Every record should be written out exactly, please.

* * *

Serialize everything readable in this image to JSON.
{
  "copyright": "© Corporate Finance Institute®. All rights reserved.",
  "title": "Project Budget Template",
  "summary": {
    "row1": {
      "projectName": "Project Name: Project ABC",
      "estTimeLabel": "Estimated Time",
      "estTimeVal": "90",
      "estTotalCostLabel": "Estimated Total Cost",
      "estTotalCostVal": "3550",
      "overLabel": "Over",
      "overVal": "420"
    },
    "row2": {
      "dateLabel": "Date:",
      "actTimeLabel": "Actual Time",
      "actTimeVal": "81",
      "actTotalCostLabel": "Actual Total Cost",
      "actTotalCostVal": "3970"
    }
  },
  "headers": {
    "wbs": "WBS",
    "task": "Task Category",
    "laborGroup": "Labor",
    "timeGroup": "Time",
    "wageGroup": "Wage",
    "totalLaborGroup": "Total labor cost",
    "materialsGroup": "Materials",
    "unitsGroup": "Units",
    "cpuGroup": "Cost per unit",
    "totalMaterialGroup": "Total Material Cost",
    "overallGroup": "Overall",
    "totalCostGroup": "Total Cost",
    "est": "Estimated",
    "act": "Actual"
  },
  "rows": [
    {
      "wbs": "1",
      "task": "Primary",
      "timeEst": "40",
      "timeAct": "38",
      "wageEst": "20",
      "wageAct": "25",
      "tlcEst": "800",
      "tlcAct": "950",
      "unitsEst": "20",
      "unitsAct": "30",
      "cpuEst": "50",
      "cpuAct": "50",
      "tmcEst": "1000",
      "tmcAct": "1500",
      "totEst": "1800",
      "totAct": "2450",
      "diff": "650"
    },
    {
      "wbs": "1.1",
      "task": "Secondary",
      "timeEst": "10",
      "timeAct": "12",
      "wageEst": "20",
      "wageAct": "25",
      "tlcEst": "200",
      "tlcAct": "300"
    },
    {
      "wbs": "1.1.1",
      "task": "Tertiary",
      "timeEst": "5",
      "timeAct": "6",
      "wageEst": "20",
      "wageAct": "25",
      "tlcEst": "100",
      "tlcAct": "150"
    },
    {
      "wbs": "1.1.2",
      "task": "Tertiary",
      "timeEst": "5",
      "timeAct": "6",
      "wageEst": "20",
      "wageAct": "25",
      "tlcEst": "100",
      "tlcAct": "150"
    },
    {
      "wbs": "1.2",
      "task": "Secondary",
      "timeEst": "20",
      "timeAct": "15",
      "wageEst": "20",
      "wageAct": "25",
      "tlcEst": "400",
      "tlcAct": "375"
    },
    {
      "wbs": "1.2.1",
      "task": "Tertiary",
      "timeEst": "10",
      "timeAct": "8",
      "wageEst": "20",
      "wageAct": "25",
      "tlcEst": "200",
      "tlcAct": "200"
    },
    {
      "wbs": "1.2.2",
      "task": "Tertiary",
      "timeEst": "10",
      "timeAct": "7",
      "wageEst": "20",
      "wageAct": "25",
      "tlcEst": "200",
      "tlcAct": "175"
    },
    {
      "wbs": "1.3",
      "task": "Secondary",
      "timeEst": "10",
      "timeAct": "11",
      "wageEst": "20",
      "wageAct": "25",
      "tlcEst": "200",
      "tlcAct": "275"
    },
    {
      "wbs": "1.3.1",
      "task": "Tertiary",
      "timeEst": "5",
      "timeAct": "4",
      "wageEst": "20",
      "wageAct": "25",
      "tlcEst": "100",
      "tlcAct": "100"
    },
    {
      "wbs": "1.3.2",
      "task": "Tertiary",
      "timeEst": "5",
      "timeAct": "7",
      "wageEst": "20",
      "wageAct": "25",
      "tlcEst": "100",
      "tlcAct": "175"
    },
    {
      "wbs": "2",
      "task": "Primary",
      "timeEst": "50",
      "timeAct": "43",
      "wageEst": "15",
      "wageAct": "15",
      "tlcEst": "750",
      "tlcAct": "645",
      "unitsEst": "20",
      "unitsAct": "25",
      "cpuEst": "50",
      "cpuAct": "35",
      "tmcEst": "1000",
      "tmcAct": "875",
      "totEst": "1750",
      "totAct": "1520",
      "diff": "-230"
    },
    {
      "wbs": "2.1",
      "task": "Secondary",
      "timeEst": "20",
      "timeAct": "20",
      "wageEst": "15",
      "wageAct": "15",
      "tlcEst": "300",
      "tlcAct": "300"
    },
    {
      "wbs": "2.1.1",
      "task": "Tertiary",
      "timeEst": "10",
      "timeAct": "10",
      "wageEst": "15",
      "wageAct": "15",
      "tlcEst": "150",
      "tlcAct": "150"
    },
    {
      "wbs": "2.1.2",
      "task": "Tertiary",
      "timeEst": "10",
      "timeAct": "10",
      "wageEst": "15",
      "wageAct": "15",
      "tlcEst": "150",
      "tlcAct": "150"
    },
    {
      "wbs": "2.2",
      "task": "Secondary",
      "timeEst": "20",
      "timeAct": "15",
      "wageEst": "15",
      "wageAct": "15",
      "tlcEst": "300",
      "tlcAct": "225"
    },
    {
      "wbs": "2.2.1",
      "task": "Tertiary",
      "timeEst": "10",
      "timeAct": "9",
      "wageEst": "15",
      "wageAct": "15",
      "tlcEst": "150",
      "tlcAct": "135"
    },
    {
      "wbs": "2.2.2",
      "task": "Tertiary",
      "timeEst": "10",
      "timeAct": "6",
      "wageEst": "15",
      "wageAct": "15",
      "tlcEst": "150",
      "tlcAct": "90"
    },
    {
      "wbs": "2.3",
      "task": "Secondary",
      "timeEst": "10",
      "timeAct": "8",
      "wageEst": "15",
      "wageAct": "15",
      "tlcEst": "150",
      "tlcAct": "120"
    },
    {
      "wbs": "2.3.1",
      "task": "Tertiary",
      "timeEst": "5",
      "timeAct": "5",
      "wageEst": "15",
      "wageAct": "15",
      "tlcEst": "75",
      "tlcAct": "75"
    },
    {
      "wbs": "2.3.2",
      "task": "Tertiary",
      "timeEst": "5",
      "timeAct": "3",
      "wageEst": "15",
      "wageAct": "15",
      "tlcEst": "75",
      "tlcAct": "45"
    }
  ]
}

* * *

* Final result *
Serialize everything readable in this image to JSON.
{
  "copyright": "© Corporate Finance Institute®. All rights reserved.",
  "title": "Project Budget Template",
  "summary": {
    "row1": {
      "projectName": "Project Name: Project ABC",
      "estTimeLabel": "Estimated Time",
      "estTimeVal": "90",
      "estTotalCostLabel": "Estimated Total Cost",
      "estTotalCostVal": "3550",
      "overLabel": "Over",
      "overVal": "420"
    },
    "row2": {
      "dateLabel": "Date:",
      "actTimeLabel": "Actual Time",
      "actTimeVal": "81",
      "actTotalCostLabel": "Actual Total Cost",
      "actTotalCostVal": "3970"
    }
  },
  "headers": {
    "wbs": "WBS",
    "task": "Task Category",
    "laborGroup": "Labor",
    "timeGroup": "Time",
    "wageGroup": "Wage",
    "totalLaborGroup": "Total labor cost",
    "materialsGroup": "Materials",
    "unitsGroup": "Units",
    "cpuGroup": "Cost per unit",
    "totalMaterialGroup": "Total Material Cost",
    "overallGroup": "Overall",
    "totalCostGroup": "Total Cost",
    "est": "Estimated",
    "act": "Actual"
  },
  "rows": [
    {
      "wbs": "1",
      "task": "Primary",
      "timeEst": "40",
      "timeAct": "38",
      "wageEst": "20",
      "wageAct": "25",
      "tlcEst": "800",
      "tlcAct": "950",
      "unitsEst": "20",
      "unitsAct": "30",
      "cpuEst": "50",
      "cpuAct": "50",
      "tmcEst": "1000",
      "tmcAct": "1500",
      "totEst": "1800",
      "totAct": "2450",
      "diff": "650"
    },
    {
      "wbs": "1.1",
      "task": "Secondary",
      "timeEst": "10",
      "timeAct": "12",
      "wageEst": "20",
      "wageAct": "25",
      "tlcEst": "200",
      "tlcAct": "300"
    },
    {
      "wbs": "1.1.1",
      "task": "Tertiary",
      "timeEst": "5",
      "timeAct": "6",
      "wageEst": "20",
      "wageAct": "25",
      "tlcEst": "100",
      "tlcAct": "150"
    },
    {
      "wbs": "1.1.2",
      "task": "Tertiary",
      "timeEst": "5",
      "timeAct": "6",
      "wageEst": "20",
      "wageAct": "25",
      "tlcEst": "100",
      "tlcAct": "150"
    },
    {
      "wbs": "1.2",
      "task": "Secondary",
      "timeEst": "20",
      "timeAct": "15",
      "wageEst": "20",
      "wageAct": "25",
      "tlcEst": "400",
      "tlcAct": "375"
    },
    {
      "wbs": "1.2.1",
      "task": "Tertiary",
      "timeEst": "10",
      "timeAct": "8",
      "wageEst": "20",
      "wageAct": "25",
      "tlcEst": "200",
      "tlcAct": "200"
    },
    {
      "wbs": "1.2.2",
      "task": "Tertiary",
      "timeEst": "10",
      "timeAct": "7",
      "wageEst": "20",
      "wageAct": "25",
      "tlcEst": "200",
      "tlcAct": "175"
    },
    {
      "wbs": "1.3",
      "task": "Secondary",
      "timeEst": "10",
      "timeAct": "11",
      "wageEst": "20",
      "wageAct": "25",
      "tlcEst": "200",
      "tlcAct": "275"
    },
    {
      "wbs": "1.3.1",
      "task": "Tertiary",
      "timeEst": "5",
      "timeAct": "4",
      "wageEst": "20",
      "wageAct": "25",
      "tlcEst": "100",
      "tlcAct": "100"
    },
    {
      "wbs": "1.3.2",
      "task": "Tertiary",
      "timeEst": "5",
      "timeAct": "7",
      "wageEst": "20",
      "wageAct": "25",
      "tlcEst": "100",
      "tlcAct": "175"
    },
    {
      "wbs": "2",
      "task": "Primary",
      "timeEst": "50",
      "timeAct": "43",
      "wageEst": "15",
      "wageAct": "15",
      "tlcEst": "750",
      "tlcAct": "645",
      "unitsEst": "20",
      "unitsAct": "25",
      "cpuEst": "50",
      "cpuAct": "35",
      "tmcEst": "1000",
      "tmcAct": "875",
      "totEst": "1750",
      "totAct": "1520",
      "diff": "-230"
    },
    {
      "wbs": "2.1",
      "task": "Secondary",
      "timeEst": "20",
      "timeAct": "20",
      "wageEst": "15",
      "wageAct": "15",
      "tlcEst": "300",
      "tlcAct": "300"
    },
    {
      "wbs": "2.1.1",
      "task": "Tertiary",
      "timeEst": "10",
      "timeAct": "10",
      "wageEst": "15",
      "wageAct": "15",
      "tlcEst": "150",
      "tlcAct": "150"
    },
    {
      "wbs": "2.1.2",
      "task": "Tertiary",
      "timeEst": "10",
      "timeAct": "10",
      "wageEst": "15",
      "wageAct": "15",
      "tlcEst": "150",
      "tlcAct": "150"
    },
    {
      "wbs": "2.2",
      "task": "Secondary",
      "timeEst": "20",
      "timeAct": "15",
      "wageEst": "15",
      "wageAct": "15",
      "tlcEst": "300",
      "tlcAct": "225"
    },
    {
      "wbs": "2.2.1",
      "task": "Tertiary",
      "timeEst": "10",
      "timeAct": "9",
      "wageEst": "15",
      "wageAct": "15",
      "tlcEst": "150",
      "tlcAct": "135"
    },
    {
      "wbs": "2.2.2",
      "task": "Tertiary",
      "timeEst": "10",
      "timeAct": "6",
      "wageEst": "15",
      "wageAct": "15",
      "tlcEst": "150",
      "tlcAct": "90"
    },
    {
      "wbs": "2.3",
      "task": "Secondary",
      "timeEst": "10",
      "timeAct": "8",
      "wageEst": "15",
      "wageAct": "15",
      "tlcEst": "150",
      "tlcAct": "120"
    },
    {
      "wbs": "2.3.1",
      "task": "Tertiary",
      "timeEst": "5",
      "timeAct": "5",
      "wageEst": "15",
      "wageAct": "15",
      "tlcEst": "75",
      "tlcAct": "75"
    },
    {
      "wbs": "2.3.2",
      "task": "Tertiary",
      "timeEst": "5",
      "timeAct": "3",
      "wageEst": "15",
      "wageAct": "15",
      "tlcEst": "75",
      "tlcAct": "45"
    }
  ]
}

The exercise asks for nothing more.